• _RECORDS SUPPLIED_
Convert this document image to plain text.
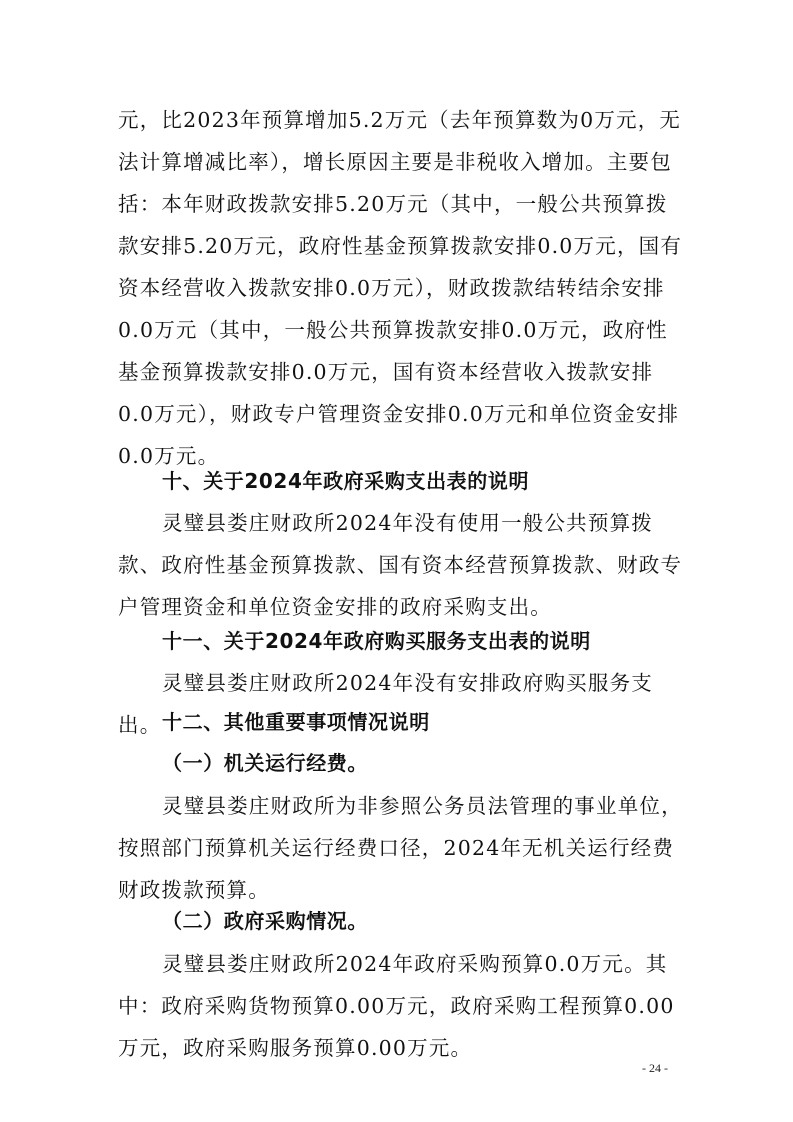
元，比2023年预算增加5.2万元（去年预算数为0万元，无法计算增减比率），增长原因主要是非税收入增加。主要包括：本年财政拨款安排5.20万元（其中，一般公共预算拨款安排5.20万元，政府性基金预算拨款安排0.0万元，国有资本经营收入拨款安排0.0万元），财政拨款结转结余安排0.0万元（其中，一般公共预算拨款安排0.0万元，政府性基金预算拨款安排0.0万元，国有资本经营收入拨款安排0.0万元），财政专户管理资金安排0.0万元和单位资金安排0.0万元。

十、关于2024年政府采购支出表的说明

灵璧县娄庄财政所2024年没有使用一般公共预算拨款、政府性基金预算拨款、国有资本经营预算拨款、财政专户管理资金和单位资金安排的政府采购支出。

十一、关于2024年政府购买服务支出表的说明

灵璧县娄庄财政所2024年没有安排政府购买服务支出。 十二、其他重要事项情况说明

（一）机关运行经费。

灵璧县娄庄财政所为非参照公务员法管理的事业单位，按照部门预算机关运行经费口径，2024年无机关运行经费财政拨款预算。

（二）政府采购情况。

灵璧县娄庄财政所2024年政府采购预算0.0万元。其中：政府采购货物预算0.00万元，政府采购工程预算0.00万元，政府采购服务预算0.00万元。

- 24 -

• _TO BE DONE_
Images in the records should not be copied. Repeat all the rest exactly.

• _ANSWER FOR THIS EXERCISE_
Convert this document image to plain text.
元，比2023年预算增加5.2万元（去年预算数为0万元，无法计算增减比率），增长原因主要是非税收入增加。主要包括：本年财政拨款安排5.20万元（其中，一般公共预算拨款安排5.20万元，政府性基金预算拨款安排0.0万元，国有资本经营收入拨款安排0.0万元），财政拨款结转结余安排0.0万元（其中，一般公共预算拨款安排0.0万元，政府性基金预算拨款安排0.0万元，国有资本经营收入拨款安排0.0万元），财政专户管理资金安排0.0万元和单位资金安排0.0万元。

十、关于2024年政府采购支出表的说明

灵璧县娄庄财政所2024年没有使用一般公共预算拨款、政府性基金预算拨款、国有资本经营预算拨款、财政专户管理资金和单位资金安排的政府采购支出。

十一、关于2024年政府购买服务支出表的说明

灵璧县娄庄财政所2024年没有安排政府购买服务支出。 十二、其他重要事项情况说明

（一）机关运行经费。

灵璧县娄庄财政所为非参照公务员法管理的事业单位，按照部门预算机关运行经费口径，2024年无机关运行经费财政拨款预算。

（二）政府采购情况。

灵璧县娄庄财政所2024年政府采购预算0.0万元。其中：政府采购货物预算0.00万元，政府采购工程预算0.00万元，政府采购服务预算0.00万元。

- 24 -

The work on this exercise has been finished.